--- Begin ---
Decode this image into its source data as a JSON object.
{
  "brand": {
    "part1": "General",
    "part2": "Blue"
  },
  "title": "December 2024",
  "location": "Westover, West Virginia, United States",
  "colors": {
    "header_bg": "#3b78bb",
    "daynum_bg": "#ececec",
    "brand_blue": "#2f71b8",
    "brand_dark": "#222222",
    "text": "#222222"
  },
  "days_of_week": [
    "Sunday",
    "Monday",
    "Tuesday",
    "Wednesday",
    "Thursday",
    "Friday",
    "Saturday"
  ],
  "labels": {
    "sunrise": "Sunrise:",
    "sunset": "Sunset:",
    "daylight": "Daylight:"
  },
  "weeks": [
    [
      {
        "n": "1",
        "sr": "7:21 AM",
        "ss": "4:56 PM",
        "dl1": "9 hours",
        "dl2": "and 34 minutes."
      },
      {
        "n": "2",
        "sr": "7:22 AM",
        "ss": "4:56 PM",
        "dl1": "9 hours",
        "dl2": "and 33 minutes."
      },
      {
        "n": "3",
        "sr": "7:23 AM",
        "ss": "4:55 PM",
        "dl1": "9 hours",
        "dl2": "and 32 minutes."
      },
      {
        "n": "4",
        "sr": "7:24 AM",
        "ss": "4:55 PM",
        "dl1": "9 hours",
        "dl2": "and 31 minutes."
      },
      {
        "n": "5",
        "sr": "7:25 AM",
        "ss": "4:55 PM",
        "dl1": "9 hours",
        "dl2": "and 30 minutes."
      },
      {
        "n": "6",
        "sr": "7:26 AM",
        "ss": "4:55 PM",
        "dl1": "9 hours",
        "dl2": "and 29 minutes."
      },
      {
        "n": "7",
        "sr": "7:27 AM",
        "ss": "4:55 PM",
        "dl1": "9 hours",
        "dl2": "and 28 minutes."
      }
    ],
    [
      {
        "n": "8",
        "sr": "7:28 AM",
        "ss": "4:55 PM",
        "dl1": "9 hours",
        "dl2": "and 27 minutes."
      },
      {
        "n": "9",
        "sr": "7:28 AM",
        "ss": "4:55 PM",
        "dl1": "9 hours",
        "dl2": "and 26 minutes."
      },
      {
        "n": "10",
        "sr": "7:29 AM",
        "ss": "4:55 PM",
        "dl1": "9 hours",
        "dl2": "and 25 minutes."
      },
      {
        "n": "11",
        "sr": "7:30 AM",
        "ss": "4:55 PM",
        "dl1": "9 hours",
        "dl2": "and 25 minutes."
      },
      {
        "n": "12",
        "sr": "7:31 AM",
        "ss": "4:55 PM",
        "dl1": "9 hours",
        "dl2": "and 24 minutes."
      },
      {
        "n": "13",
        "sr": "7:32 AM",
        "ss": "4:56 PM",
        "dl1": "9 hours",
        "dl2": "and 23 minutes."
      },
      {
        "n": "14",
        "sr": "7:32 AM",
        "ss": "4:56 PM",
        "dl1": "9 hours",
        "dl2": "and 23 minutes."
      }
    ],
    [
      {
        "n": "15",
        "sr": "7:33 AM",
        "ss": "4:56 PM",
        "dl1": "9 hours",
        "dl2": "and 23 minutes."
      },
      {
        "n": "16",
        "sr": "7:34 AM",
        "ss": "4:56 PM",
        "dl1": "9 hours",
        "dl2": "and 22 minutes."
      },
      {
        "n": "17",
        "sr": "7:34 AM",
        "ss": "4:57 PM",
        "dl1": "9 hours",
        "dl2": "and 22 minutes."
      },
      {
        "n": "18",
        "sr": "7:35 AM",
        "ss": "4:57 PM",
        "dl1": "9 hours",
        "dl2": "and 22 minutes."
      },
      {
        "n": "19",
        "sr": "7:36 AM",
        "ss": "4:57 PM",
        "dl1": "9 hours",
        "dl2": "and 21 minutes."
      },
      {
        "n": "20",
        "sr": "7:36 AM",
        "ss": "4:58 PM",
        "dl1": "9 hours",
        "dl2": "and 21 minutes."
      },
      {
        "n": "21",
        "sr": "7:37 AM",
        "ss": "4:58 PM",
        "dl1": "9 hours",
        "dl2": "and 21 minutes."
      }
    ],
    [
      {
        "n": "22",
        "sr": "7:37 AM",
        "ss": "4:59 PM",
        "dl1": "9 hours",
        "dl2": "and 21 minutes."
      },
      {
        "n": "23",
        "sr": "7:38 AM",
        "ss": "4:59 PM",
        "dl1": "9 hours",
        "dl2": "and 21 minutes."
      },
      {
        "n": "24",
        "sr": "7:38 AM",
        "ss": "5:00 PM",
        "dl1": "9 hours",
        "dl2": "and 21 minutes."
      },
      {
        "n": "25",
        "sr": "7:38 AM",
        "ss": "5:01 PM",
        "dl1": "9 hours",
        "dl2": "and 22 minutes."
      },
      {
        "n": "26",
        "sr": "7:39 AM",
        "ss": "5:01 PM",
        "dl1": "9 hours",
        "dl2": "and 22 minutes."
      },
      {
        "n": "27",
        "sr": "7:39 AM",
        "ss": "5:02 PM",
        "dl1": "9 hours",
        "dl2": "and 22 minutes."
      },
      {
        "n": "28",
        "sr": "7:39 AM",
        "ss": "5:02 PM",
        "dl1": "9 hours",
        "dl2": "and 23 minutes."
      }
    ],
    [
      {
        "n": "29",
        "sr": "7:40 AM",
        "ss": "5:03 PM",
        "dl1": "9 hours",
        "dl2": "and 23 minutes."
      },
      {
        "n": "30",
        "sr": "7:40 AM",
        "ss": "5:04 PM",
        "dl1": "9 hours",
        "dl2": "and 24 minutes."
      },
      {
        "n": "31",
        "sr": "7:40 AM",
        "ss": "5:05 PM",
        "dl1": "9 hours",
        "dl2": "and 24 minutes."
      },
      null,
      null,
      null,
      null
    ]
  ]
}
--- End ---
**Given exercise:** Output all of the material, please, exactly as it stands.

**Answer to the task:**
Decode this image into its source data as a JSON object.
{
  "brand": {
    "part1": "General",
    "part2": "Blue"
  },
  "title": "December 2024",
  "location": "Westover, West Virginia, United States",
  "colors": {
    "header_bg": "#3b78bb",
    "daynum_bg": "#ececec",
    "brand_blue": "#2f71b8",
    "brand_dark": "#222222",
    "text": "#222222"
  },
  "days_of_week": [
    "Sunday",
    "Monday",
    "Tuesday",
    "Wednesday",
    "Thursday",
    "Friday",
    "Saturday"
  ],
  "labels": {
    "sunrise": "Sunrise:",
    "sunset": "Sunset:",
    "daylight": "Daylight:"
  },
  "weeks": [
    [
      {
        "n": "1",
        "sr": "7:21 AM",
        "ss": "4:56 PM",
        "dl1": "9 hours",
        "dl2": "and 34 minutes."
      },
      {
        "n": "2",
        "sr": "7:22 AM",
        "ss": "4:56 PM",
        "dl1": "9 hours",
        "dl2": "and 33 minutes."
      },
      {
        "n": "3",
        "sr": "7:23 AM",
        "ss": "4:55 PM",
        "dl1": "9 hours",
        "dl2": "and 32 minutes."
      },
      {
        "n": "4",
        "sr": "7:24 AM",
        "ss": "4:55 PM",
        "dl1": "9 hours",
        "dl2": "and 31 minutes."
      },
      {
        "n": "5",
        "sr": "7:25 AM",
        "ss": "4:55 PM",
        "dl1": "9 hours",
        "dl2": "and 30 minutes."
      },
      {
        "n": "6",
        "sr": "7:26 AM",
        "ss": "4:55 PM",
        "dl1": "9 hours",
        "dl2": "and 29 minutes."
      },
      {
        "n": "7",
        "sr": "7:27 AM",
        "ss": "4:55 PM",
        "dl1": "9 hours",
        "dl2": "and 28 minutes."
      }
    ],
    [
      {
        "n": "8",
        "sr": "7:28 AM",
        "ss": "4:55 PM",
        "dl1": "9 hours",
        "dl2": "and 27 minutes."
      },
      {
        "n": "9",
        "sr": "7:28 AM",
        "ss": "4:55 PM",
        "dl1": "9 hours",
        "dl2": "and 26 minutes."
      },
      {
        "n": "10",
        "sr": "7:29 AM",
        "ss": "4:55 PM",
        "dl1": "9 hours",
        "dl2": "and 25 minutes."
      },
      {
        "n": "11",
        "sr": "7:30 AM",
        "ss": "4:55 PM",
        "dl1": "9 hours",
        "dl2": "and 25 minutes."
      },
      {
        "n": "12",
        "sr": "7:31 AM",
        "ss": "4:55 PM",
        "dl1": "9 hours",
        "dl2": "and 24 minutes."
      },
      {
        "n": "13",
        "sr": "7:32 AM",
        "ss": "4:56 PM",
        "dl1": "9 hours",
        "dl2": "and 23 minutes."
      },
      {
        "n": "14",
        "sr": "7:32 AM",
        "ss": "4:56 PM",
        "dl1": "9 hours",
        "dl2": "and 23 minutes."
      }
    ],
    [
      {
        "n": "15",
        "sr": "7:33 AM",
        "ss": "4:56 PM",
        "dl1": "9 hours",
        "dl2": "and 23 minutes."
      },
      {
        "n": "16",
        "sr": "7:34 AM",
        "ss": "4:56 PM",
        "dl1": "9 hours",
        "dl2": "and 22 minutes."
      },
      {
        "n": "17",
        "sr": "7:34 AM",
        "ss": "4:57 PM",
        "dl1": "9 hours",
        "dl2": "and 22 minutes."
      },
      {
        "n": "18",
        "sr": "7:35 AM",
        "ss": "4:57 PM",
        "dl1": "9 hours",
        "dl2": "and 22 minutes."
      },
      {
        "n": "19",
        "sr": "7:36 AM",
        "ss": "4:57 PM",
        "dl1": "9 hours",
        "dl2": "and 21 minutes."
      },
      {
        "n": "20",
        "sr": "7:36 AM",
        "ss": "4:58 PM",
        "dl1": "9 hours",
        "dl2": "and 21 minutes."
      },
      {
        "n": "21",
        "sr": "7:37 AM",
        "ss": "4:58 PM",
        "dl1": "9 hours",
        "dl2": "and 21 minutes."
      }
    ],
    [
      {
        "n": "22",
        "sr": "7:37 AM",
        "ss": "4:59 PM",
        "dl1": "9 hours",
        "dl2": "and 21 minutes."
      },
      {
        "n": "23",
        "sr": "7:38 AM",
        "ss": "4:59 PM",
        "dl1": "9 hours",
        "dl2": "and 21 minutes."
      },
      {
        "n": "24",
        "sr": "7:38 AM",
        "ss": "5:00 PM",
        "dl1": "9 hours",
        "dl2": "and 21 minutes."
      },
      {
        "n": "25",
        "sr": "7:38 AM",
        "ss": "5:01 PM",
        "dl1": "9 hours",
        "dl2": "and 22 minutes."
      },
      {
        "n": "26",
        "sr": "7:39 AM",
        "ss": "5:01 PM",
        "dl1": "9 hours",
        "dl2": "and 22 minutes."
      },
      {
        "n": "27",
        "sr": "7:39 AM",
        "ss": "5:02 PM",
        "dl1": "9 hours",
        "dl2": "and 22 minutes."
      },
      {
        "n": "28",
        "sr": "7:39 AM",
        "ss": "5:02 PM",
        "dl1": "9 hours",
        "dl2": "and 23 minutes."
      }
    ],
    [
      {
        "n": "29",
        "sr": "7:40 AM",
        "ss": "5:03 PM",
        "dl1": "9 hours",
        "dl2": "and 23 minutes."
      },
      {
        "n": "30",
        "sr": "7:40 AM",
        "ss": "5:04 PM",
        "dl1": "9 hours",
        "dl2": "and 24 minutes."
      },
      {
        "n": "31",
        "sr": "7:40 AM",
        "ss": "5:05 PM",
        "dl1": "9 hours",
        "dl2": "and 24 minutes."
      },
      null,
      null,
      null,
      null
    ]
  ]
}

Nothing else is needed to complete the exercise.